Directions :: Copy out all lines that hold "Warning".

Stored data ::
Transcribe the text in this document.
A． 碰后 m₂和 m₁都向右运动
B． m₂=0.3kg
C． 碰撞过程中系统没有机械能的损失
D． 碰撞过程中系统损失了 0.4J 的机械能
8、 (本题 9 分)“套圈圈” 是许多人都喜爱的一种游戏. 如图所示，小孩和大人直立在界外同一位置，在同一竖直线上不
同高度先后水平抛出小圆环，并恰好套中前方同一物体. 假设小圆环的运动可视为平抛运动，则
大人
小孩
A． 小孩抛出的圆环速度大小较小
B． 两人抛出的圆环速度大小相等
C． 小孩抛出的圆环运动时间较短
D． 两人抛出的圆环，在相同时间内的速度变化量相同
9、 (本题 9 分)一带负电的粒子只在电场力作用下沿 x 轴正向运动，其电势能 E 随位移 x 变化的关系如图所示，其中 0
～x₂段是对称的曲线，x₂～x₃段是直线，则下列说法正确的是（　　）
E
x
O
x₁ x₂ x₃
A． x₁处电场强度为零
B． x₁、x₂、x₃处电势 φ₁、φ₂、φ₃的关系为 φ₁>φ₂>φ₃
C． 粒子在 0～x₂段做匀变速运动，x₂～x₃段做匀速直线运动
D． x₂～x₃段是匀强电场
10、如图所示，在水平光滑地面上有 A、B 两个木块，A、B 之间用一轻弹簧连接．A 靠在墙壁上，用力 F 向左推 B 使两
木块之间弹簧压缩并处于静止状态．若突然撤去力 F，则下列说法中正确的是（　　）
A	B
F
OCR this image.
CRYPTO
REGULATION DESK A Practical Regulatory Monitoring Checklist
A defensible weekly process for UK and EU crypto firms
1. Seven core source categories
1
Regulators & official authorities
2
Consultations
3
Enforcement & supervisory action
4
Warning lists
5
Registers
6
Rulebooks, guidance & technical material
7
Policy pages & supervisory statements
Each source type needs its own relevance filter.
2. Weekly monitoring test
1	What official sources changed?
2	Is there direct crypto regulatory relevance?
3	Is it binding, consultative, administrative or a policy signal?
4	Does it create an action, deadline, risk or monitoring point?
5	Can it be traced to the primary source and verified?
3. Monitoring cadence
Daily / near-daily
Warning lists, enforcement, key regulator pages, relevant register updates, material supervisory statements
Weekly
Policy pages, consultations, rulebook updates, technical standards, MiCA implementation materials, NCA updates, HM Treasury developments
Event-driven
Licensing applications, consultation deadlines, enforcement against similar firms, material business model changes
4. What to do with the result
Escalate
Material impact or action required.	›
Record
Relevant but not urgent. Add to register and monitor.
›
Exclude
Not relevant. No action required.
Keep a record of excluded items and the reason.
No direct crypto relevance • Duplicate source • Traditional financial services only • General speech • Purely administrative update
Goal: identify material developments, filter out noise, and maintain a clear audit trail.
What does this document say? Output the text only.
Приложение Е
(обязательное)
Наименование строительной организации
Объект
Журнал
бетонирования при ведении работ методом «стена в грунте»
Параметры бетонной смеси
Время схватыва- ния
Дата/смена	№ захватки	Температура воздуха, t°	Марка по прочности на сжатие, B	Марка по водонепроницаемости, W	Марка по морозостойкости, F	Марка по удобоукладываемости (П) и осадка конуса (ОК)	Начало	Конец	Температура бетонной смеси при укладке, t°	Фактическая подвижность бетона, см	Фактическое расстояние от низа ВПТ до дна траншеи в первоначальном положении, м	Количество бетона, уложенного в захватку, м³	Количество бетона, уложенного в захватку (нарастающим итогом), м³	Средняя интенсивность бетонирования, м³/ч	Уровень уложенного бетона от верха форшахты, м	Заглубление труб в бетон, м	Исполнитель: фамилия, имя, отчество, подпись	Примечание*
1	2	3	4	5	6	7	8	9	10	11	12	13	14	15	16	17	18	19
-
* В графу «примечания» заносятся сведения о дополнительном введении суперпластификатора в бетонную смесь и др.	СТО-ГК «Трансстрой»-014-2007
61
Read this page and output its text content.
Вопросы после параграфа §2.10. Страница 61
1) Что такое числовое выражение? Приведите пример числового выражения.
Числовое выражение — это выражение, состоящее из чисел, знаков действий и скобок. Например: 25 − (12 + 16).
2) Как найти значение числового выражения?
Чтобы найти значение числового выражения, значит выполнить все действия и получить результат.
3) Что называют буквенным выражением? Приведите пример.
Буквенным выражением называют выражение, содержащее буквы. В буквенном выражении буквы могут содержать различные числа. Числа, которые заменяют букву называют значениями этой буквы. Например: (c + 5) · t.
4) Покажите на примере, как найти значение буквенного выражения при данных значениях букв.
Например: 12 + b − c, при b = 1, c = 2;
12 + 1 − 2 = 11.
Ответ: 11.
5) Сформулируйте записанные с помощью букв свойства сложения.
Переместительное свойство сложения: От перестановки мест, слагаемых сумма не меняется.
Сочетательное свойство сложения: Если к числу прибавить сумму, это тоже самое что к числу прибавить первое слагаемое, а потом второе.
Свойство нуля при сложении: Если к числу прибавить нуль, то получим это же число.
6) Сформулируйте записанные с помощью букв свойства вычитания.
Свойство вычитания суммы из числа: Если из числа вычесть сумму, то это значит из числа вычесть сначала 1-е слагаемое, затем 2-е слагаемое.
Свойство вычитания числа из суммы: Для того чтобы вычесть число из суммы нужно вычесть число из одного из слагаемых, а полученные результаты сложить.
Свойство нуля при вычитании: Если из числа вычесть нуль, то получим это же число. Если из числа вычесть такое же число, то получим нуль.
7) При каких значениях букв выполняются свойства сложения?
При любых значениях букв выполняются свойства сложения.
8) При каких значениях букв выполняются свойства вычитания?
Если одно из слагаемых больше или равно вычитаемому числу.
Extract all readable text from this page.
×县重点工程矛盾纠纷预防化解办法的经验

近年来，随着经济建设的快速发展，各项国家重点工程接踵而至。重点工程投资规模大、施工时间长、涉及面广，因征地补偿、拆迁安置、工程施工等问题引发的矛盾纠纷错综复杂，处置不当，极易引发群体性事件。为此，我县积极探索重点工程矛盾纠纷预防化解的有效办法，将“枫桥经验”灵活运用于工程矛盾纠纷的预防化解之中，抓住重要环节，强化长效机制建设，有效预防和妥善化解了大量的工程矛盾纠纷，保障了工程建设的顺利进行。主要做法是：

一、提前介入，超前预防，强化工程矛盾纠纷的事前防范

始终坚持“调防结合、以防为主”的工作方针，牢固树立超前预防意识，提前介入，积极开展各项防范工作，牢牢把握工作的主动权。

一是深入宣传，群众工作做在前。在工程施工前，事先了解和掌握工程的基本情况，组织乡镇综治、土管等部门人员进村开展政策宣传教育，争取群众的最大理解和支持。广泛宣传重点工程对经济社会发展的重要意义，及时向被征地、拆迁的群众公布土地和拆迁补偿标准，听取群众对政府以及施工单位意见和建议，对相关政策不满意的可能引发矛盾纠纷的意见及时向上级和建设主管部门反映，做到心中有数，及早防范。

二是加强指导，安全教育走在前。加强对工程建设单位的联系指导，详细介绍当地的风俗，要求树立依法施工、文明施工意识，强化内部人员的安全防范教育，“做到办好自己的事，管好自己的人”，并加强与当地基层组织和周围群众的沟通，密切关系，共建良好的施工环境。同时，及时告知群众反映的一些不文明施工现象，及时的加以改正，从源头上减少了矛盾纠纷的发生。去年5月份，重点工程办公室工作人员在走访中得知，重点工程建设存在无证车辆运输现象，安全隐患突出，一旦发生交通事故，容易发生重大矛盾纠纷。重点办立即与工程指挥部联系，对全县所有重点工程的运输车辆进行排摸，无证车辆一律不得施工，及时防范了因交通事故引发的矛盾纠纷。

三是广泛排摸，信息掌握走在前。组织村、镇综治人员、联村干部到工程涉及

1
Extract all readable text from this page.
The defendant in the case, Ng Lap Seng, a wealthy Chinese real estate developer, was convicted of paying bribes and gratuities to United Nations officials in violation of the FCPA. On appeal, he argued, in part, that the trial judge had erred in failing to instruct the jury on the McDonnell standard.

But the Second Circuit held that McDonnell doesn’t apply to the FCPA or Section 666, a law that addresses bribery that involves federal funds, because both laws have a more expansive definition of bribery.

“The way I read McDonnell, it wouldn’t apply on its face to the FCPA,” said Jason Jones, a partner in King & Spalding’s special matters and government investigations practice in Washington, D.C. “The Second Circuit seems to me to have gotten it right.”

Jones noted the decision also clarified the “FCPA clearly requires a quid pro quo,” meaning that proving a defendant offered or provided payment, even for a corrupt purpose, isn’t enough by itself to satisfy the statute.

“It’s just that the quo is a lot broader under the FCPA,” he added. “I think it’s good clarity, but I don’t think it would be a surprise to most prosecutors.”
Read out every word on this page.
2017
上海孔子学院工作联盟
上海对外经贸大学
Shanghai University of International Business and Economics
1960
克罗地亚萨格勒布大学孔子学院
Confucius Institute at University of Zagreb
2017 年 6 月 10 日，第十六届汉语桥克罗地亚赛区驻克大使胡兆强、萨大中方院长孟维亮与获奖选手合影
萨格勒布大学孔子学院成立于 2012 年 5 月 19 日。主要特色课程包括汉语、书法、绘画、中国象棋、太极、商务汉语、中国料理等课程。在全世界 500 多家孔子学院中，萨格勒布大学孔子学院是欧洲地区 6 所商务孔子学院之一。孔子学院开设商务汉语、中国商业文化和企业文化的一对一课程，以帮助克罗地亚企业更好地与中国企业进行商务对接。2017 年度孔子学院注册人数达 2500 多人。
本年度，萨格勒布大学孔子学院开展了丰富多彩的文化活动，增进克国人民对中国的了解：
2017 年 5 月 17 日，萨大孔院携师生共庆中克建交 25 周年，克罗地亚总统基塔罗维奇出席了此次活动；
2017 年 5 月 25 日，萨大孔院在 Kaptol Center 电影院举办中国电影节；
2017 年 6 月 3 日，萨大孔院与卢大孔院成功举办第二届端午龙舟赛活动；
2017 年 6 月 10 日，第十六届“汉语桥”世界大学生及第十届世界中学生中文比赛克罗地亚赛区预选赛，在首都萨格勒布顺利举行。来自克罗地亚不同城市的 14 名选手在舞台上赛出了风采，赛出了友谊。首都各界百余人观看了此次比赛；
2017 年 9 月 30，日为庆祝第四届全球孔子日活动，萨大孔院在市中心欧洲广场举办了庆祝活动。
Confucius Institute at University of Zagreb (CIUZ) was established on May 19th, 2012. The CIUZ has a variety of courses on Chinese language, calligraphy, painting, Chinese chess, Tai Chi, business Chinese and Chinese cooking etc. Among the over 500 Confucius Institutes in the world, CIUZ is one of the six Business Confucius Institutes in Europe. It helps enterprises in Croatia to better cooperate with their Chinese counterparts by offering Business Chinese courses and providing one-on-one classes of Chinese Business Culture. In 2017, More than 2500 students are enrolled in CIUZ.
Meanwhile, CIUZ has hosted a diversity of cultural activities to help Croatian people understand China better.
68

Response ::
Warning lists
Warning lists, enforcement, key regulator pages, relevant register updates, material supervisory statements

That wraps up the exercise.